YOUR TASK ::
Return the records in full, exactly as given.
>>>
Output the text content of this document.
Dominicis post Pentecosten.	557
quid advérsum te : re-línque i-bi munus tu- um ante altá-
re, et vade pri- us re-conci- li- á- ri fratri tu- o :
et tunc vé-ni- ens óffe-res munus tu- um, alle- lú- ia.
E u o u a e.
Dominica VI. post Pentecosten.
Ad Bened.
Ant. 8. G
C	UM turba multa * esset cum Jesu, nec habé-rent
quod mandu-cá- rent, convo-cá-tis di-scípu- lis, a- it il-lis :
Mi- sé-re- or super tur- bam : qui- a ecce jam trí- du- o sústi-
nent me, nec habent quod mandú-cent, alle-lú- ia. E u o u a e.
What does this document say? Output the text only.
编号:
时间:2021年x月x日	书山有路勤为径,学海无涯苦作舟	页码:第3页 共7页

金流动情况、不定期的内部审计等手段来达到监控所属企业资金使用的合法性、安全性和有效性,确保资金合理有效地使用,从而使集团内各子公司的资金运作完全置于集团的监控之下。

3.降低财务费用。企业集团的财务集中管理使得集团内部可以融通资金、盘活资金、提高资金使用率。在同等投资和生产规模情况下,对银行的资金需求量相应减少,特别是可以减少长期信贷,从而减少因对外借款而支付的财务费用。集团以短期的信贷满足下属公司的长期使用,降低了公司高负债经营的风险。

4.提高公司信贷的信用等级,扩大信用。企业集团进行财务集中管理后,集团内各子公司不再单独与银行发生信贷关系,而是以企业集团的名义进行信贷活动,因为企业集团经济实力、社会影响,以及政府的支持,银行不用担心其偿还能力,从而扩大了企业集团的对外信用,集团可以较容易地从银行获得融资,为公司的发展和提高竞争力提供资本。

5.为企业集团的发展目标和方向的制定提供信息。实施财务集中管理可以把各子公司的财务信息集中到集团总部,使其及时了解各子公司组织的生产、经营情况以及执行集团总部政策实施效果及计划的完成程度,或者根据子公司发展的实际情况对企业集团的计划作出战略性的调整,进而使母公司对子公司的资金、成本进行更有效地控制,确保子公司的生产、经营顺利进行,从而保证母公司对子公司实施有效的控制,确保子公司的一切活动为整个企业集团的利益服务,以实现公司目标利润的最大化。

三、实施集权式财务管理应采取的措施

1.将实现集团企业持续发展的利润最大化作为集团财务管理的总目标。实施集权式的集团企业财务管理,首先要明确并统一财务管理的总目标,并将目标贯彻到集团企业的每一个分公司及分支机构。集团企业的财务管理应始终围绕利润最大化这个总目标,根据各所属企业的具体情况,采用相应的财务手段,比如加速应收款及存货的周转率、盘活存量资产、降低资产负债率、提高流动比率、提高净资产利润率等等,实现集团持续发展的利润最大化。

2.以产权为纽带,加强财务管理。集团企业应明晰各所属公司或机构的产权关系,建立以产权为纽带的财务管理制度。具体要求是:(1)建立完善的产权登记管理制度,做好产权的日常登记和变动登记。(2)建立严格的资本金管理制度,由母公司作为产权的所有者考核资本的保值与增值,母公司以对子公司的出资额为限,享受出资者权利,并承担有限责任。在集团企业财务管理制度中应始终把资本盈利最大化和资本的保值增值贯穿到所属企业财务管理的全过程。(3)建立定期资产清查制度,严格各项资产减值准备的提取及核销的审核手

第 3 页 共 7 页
<<<
ANSWER TO THIS EXERCISE ::
Output the text content of this document.
Dominicis post Pentecosten.	557
quid advérsum te : re-línque i-bi munus tu- um ante altá-
re, et vade pri- us re-conci- li- á- ri fratri tu- o :
et tunc vé-ni- ens óffe-res munus tu- um, alle- lú- ia.
E u o u a e.
Dominica VI. post Pentecosten.
Ad Bened.
Ant. 8. G
C	UM turba multa * esset cum Jesu, nec habé-rent
quod mandu-cá- rent, convo-cá-tis di-scípu- lis, a- it il-lis :
Mi- sé-re- or super tur- bam : qui- a ecce jam trí- du- o sústi-
nent me, nec habent quod mandú-cent, alle-lú- ia. E u o u a e.
What does this document say? Output the text only.
编号:
时间:2021年x月x日	书山有路勤为径,学海无涯苦作舟	页码:第3页 共7页

金流动情况、不定期的内部审计等手段来达到监控所属企业资金使用的合法性、安全性和有效性,确保资金合理有效地使用,从而使集团内各子公司的资金运作完全置于集团的监控之下。

3.降低财务费用。企业集团的财务集中管理使得集团内部可以融通资金、盘活资金、提高资金使用率。在同等投资和生产规模情况下,对银行的资金需求量相应减少,特别是可以减少长期信贷,从而减少因对外借款而支付的财务费用。集团以短期的信贷满足下属公司的长期使用,降低了公司高负债经营的风险。

4.提高公司信贷的信用等级,扩大信用。企业集团进行财务集中管理后,集团内各子公司不再单独与银行发生信贷关系,而是以企业集团的名义进行信贷活动,因为企业集团经济实力、社会影响,以及政府的支持,银行不用担心其偿还能力,从而扩大了企业集团的对外信用,集团可以较容易地从银行获得融资,为公司的发展和提高竞争力提供资本。

5.为企业集团的发展目标和方向的制定提供信息。实施财务集中管理可以把各子公司的财务信息集中到集团总部,使其及时了解各子公司组织的生产、经营情况以及执行集团总部政策实施效果及计划的完成程度,或者根据子公司发展的实际情况对企业集团的计划作出战略性的调整,进而使母公司对子公司的资金、成本进行更有效地控制,确保子公司的生产、经营顺利进行,从而保证母公司对子公司实施有效的控制,确保子公司的一切活动为整个企业集团的利益服务,以实现公司目标利润的最大化。

三、实施集权式财务管理应采取的措施

1.将实现集团企业持续发展的利润最大化作为集团财务管理的总目标。实施集权式的集团企业财务管理,首先要明确并统一财务管理的总目标,并将目标贯彻到集团企业的每一个分公司及分支机构。集团企业的财务管理应始终围绕利润最大化这个总目标,根据各所属企业的具体情况,采用相应的财务手段,比如加速应收款及存货的周转率、盘活存量资产、降低资产负债率、提高流动比率、提高净资产利润率等等,实现集团持续发展的利润最大化。

2.以产权为纽带,加强财务管理。集团企业应明晰各所属公司或机构的产权关系,建立以产权为纽带的财务管理制度。具体要求是:(1)建立完善的产权登记管理制度,做好产权的日常登记和变动登记。(2)建立严格的资本金管理制度,由母公司作为产权的所有者考核资本的保值与增值,母公司以对子公司的出资额为限,享受出资者权利,并承担有限责任。在集团企业财务管理制度中应始终把资本盈利最大化和资本的保值增值贯穿到所属企业财务管理的全过程。(3)建立定期资产清查制度,严格各项资产减值准备的提取及核销的审核手

第 3 页 共 7 页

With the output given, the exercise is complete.